Output all entries verbatim. Skip pictures.

# # # #

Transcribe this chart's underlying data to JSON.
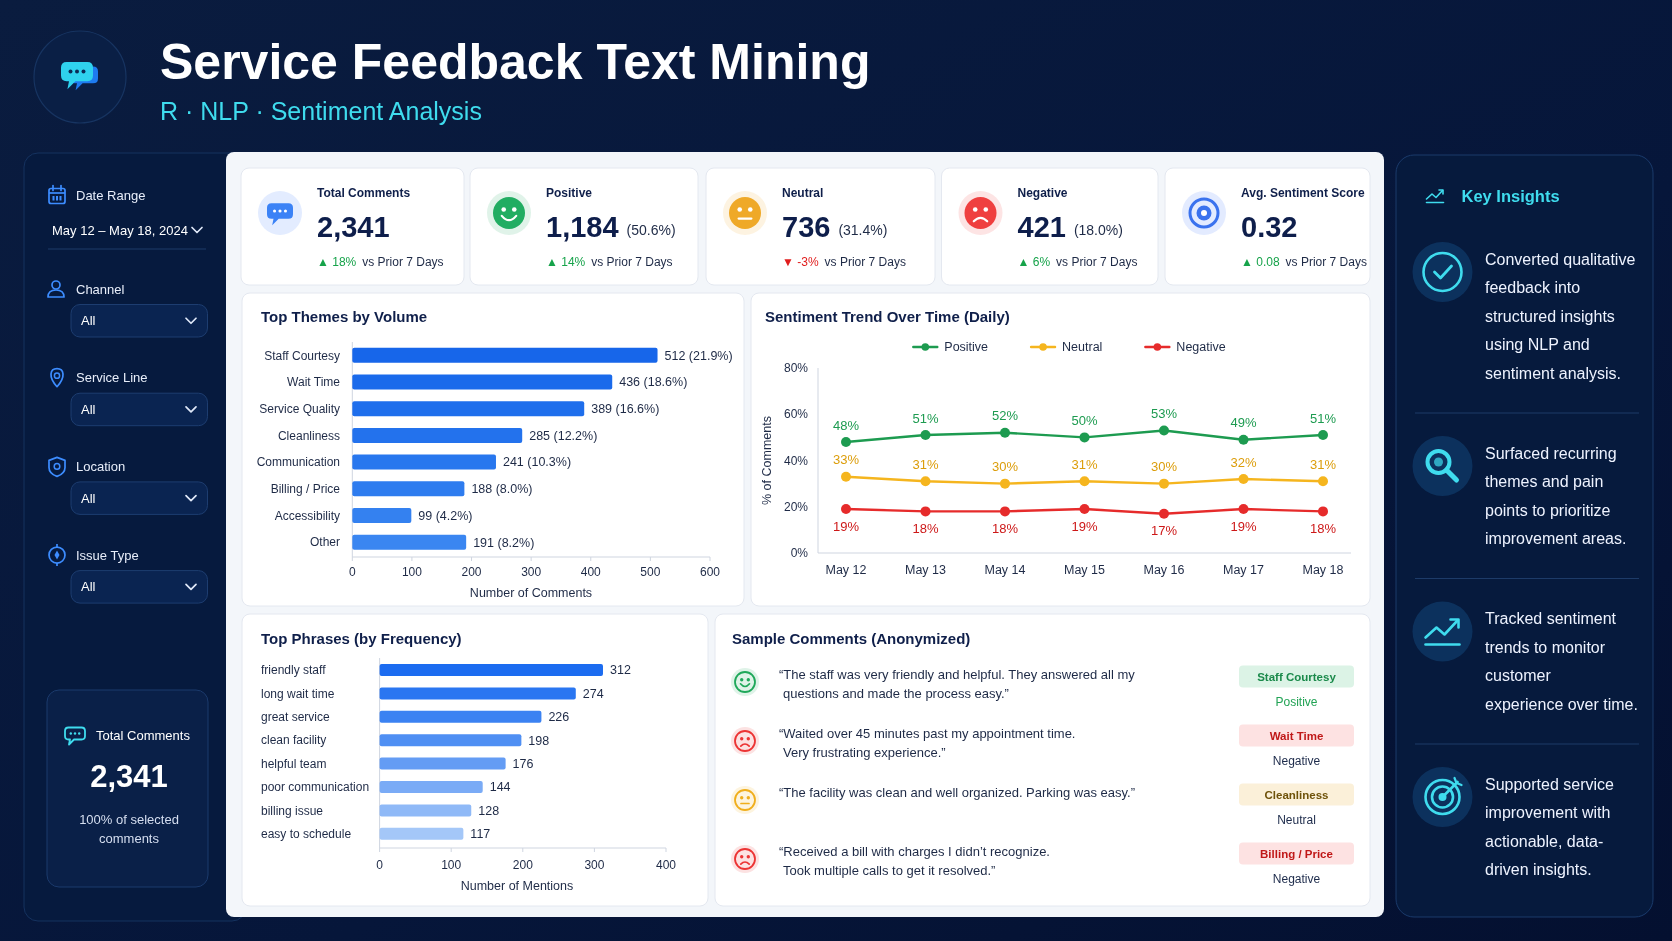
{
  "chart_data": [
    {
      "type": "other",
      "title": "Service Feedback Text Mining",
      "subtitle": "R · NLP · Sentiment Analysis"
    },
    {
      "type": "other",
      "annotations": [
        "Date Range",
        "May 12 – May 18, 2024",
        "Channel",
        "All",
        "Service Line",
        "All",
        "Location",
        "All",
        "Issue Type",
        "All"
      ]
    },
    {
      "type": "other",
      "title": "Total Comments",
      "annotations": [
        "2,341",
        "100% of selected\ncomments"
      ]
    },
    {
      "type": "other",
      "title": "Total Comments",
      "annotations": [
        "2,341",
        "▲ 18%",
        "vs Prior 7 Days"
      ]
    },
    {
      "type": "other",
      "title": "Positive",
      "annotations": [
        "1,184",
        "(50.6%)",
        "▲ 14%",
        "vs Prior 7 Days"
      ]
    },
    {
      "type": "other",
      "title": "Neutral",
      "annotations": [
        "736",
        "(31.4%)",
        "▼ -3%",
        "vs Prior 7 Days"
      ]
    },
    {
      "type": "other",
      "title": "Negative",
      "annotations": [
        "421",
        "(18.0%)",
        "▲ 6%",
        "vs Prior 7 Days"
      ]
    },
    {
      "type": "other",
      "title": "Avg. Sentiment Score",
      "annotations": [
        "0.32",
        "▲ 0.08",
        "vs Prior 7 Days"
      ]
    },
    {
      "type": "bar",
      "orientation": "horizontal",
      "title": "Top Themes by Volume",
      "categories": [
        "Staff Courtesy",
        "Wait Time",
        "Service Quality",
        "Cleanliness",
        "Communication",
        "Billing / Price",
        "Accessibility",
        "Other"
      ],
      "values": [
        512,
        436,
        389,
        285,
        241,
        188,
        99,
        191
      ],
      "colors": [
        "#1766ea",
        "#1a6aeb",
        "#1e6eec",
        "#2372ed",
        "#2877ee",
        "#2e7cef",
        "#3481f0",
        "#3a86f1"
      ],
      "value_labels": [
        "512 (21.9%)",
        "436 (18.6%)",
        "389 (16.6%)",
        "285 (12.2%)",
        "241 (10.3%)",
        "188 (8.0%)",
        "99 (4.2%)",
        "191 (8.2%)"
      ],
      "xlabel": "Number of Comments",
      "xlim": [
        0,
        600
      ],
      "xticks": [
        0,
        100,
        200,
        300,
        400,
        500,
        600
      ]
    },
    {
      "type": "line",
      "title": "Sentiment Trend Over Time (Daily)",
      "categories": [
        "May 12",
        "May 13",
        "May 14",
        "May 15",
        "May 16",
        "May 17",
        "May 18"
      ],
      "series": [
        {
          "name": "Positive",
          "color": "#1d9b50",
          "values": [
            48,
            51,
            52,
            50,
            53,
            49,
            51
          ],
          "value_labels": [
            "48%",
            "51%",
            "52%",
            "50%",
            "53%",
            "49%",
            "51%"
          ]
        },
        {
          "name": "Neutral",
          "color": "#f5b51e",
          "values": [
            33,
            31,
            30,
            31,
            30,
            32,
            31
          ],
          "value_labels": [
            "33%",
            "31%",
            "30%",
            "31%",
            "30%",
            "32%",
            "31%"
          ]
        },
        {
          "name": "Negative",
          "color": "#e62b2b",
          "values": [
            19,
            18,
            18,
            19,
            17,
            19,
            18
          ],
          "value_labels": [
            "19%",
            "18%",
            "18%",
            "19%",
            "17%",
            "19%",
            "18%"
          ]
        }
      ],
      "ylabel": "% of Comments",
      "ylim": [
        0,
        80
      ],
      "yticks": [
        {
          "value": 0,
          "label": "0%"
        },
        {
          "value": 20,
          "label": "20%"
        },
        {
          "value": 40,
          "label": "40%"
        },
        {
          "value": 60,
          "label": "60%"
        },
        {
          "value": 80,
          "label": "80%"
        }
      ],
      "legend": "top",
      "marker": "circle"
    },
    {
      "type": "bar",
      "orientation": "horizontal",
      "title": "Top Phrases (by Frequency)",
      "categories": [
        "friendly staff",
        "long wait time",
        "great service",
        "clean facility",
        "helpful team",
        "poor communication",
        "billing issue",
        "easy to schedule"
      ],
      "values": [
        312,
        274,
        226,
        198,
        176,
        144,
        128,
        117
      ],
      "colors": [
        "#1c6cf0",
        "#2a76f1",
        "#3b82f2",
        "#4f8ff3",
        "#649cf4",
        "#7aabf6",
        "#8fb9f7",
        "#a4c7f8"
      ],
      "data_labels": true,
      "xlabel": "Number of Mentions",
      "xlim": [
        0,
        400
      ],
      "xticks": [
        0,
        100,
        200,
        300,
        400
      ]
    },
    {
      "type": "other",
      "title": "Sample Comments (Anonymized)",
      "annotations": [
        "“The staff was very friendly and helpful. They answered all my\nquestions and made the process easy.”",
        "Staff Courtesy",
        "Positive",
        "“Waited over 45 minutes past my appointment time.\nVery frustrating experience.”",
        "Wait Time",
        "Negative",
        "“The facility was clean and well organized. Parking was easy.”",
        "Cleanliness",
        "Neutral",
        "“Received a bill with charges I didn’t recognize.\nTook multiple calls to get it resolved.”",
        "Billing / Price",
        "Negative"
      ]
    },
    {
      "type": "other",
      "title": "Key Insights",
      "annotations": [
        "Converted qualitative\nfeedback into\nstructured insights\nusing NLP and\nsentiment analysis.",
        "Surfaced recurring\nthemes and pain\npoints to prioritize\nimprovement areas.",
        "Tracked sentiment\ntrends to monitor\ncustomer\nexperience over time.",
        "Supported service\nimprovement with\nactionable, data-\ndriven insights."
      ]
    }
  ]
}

# # # #

» Result
Transcribe this chart's underlying data to JSON.
{
  "chart_data": [
    {
      "type": "other",
      "title": "Service Feedback Text Mining",
      "subtitle": "R · NLP · Sentiment Analysis"
    },
    {
      "type": "other",
      "annotations": [
        "Date Range",
        "May 12 – May 18, 2024",
        "Channel",
        "All",
        "Service Line",
        "All",
        "Location",
        "All",
        "Issue Type",
        "All"
      ]
    },
    {
      "type": "other",
      "title": "Total Comments",
      "annotations": [
        "2,341",
        "100% of selected\ncomments"
      ]
    },
    {
      "type": "other",
      "title": "Total Comments",
      "annotations": [
        "2,341",
        "▲ 18%",
        "vs Prior 7 Days"
      ]
    },
    {
      "type": "other",
      "title": "Positive",
      "annotations": [
        "1,184",
        "(50.6%)",
        "▲ 14%",
        "vs Prior 7 Days"
      ]
    },
    {
      "type": "other",
      "title": "Neutral",
      "annotations": [
        "736",
        "(31.4%)",
        "▼ -3%",
        "vs Prior 7 Days"
      ]
    },
    {
      "type": "other",
      "title": "Negative",
      "annotations": [
        "421",
        "(18.0%)",
        "▲ 6%",
        "vs Prior 7 Days"
      ]
    },
    {
      "type": "other",
      "title": "Avg. Sentiment Score",
      "annotations": [
        "0.32",
        "▲ 0.08",
        "vs Prior 7 Days"
      ]
    },
    {
      "type": "bar",
      "orientation": "horizontal",
      "title": "Top Themes by Volume",
      "categories": [
        "Staff Courtesy",
        "Wait Time",
        "Service Quality",
        "Cleanliness",
        "Communication",
        "Billing / Price",
        "Accessibility",
        "Other"
      ],
      "values": [
        512,
        436,
        389,
        285,
        241,
        188,
        99,
        191
      ],
      "colors": [
        "#1766ea",
        "#1a6aeb",
        "#1e6eec",
        "#2372ed",
        "#2877ee",
        "#2e7cef",
        "#3481f0",
        "#3a86f1"
      ],
      "value_labels": [
        "512 (21.9%)",
        "436 (18.6%)",
        "389 (16.6%)",
        "285 (12.2%)",
        "241 (10.3%)",
        "188 (8.0%)",
        "99 (4.2%)",
        "191 (8.2%)"
      ],
      "xlabel": "Number of Comments",
      "xlim": [
        0,
        600
      ],
      "xticks": [
        0,
        100,
        200,
        300,
        400,
        500,
        600
      ]
    },
    {
      "type": "line",
      "title": "Sentiment Trend Over Time (Daily)",
      "categories": [
        "May 12",
        "May 13",
        "May 14",
        "May 15",
        "May 16",
        "May 17",
        "May 18"
      ],
      "series": [
        {
          "name": "Positive",
          "color": "#1d9b50",
          "values": [
            48,
            51,
            52,
            50,
            53,
            49,
            51
          ],
          "value_labels": [
            "48%",
            "51%",
            "52%",
            "50%",
            "53%",
            "49%",
            "51%"
          ]
        },
        {
          "name": "Neutral",
          "color": "#f5b51e",
          "values": [
            33,
            31,
            30,
            31,
            30,
            32,
            31
          ],
          "value_labels": [
            "33%",
            "31%",
            "30%",
            "31%",
            "30%",
            "32%",
            "31%"
          ]
        },
        {
          "name": "Negative",
          "color": "#e62b2b",
          "values": [
            19,
            18,
            18,
            19,
            17,
            19,
            18
          ],
          "value_labels": [
            "19%",
            "18%",
            "18%",
            "19%",
            "17%",
            "19%",
            "18%"
          ]
        }
      ],
      "ylabel": "% of Comments",
      "ylim": [
        0,
        80
      ],
      "yticks": [
        {
          "value": 0,
          "label": "0%"
        },
        {
          "value": 20,
          "label": "20%"
        },
        {
          "value": 40,
          "label": "40%"
        },
        {
          "value": 60,
          "label": "60%"
        },
        {
          "value": 80,
          "label": "80%"
        }
      ],
      "legend": "top",
      "marker": "circle"
    },
    {
      "type": "bar",
      "orientation": "horizontal",
      "title": "Top Phrases (by Frequency)",
      "categories": [
        "friendly staff",
        "long wait time",
        "great service",
        "clean facility",
        "helpful team",
        "poor communication",
        "billing issue",
        "easy to schedule"
      ],
      "values": [
        312,
        274,
        226,
        198,
        176,
        144,
        128,
        117
      ],
      "colors": [
        "#1c6cf0",
        "#2a76f1",
        "#3b82f2",
        "#4f8ff3",
        "#649cf4",
        "#7aabf6",
        "#8fb9f7",
        "#a4c7f8"
      ],
      "data_labels": true,
      "xlabel": "Number of Mentions",
      "xlim": [
        0,
        400
      ],
      "xticks": [
        0,
        100,
        200,
        300,
        400
      ]
    },
    {
      "type": "other",
      "title": "Sample Comments (Anonymized)",
      "annotations": [
        "“The staff was very friendly and helpful. They answered all my\nquestions and made the process easy.”",
        "Staff Courtesy",
        "Positive",
        "“Waited over 45 minutes past my appointment time.\nVery frustrating experience.”",
        "Wait Time",
        "Negative",
        "“The facility was clean and well organized. Parking was easy.”",
        "Cleanliness",
        "Neutral",
        "“Received a bill with charges I didn’t recognize.\nTook multiple calls to get it resolved.”",
        "Billing / Price",
        "Negative"
      ]
    },
    {
      "type": "other",
      "title": "Key Insights",
      "annotations": [
        "Converted qualitative\nfeedback into\nstructured insights\nusing NLP and\nsentiment analysis.",
        "Surfaced recurring\nthemes and pain\npoints to prioritize\nimprovement areas.",
        "Tracked sentiment\ntrends to monitor\ncustomer\nexperience over time.",
        "Supported service\nimprovement with\nactionable, data-\ndriven insights."
      ]
    }
  ]
}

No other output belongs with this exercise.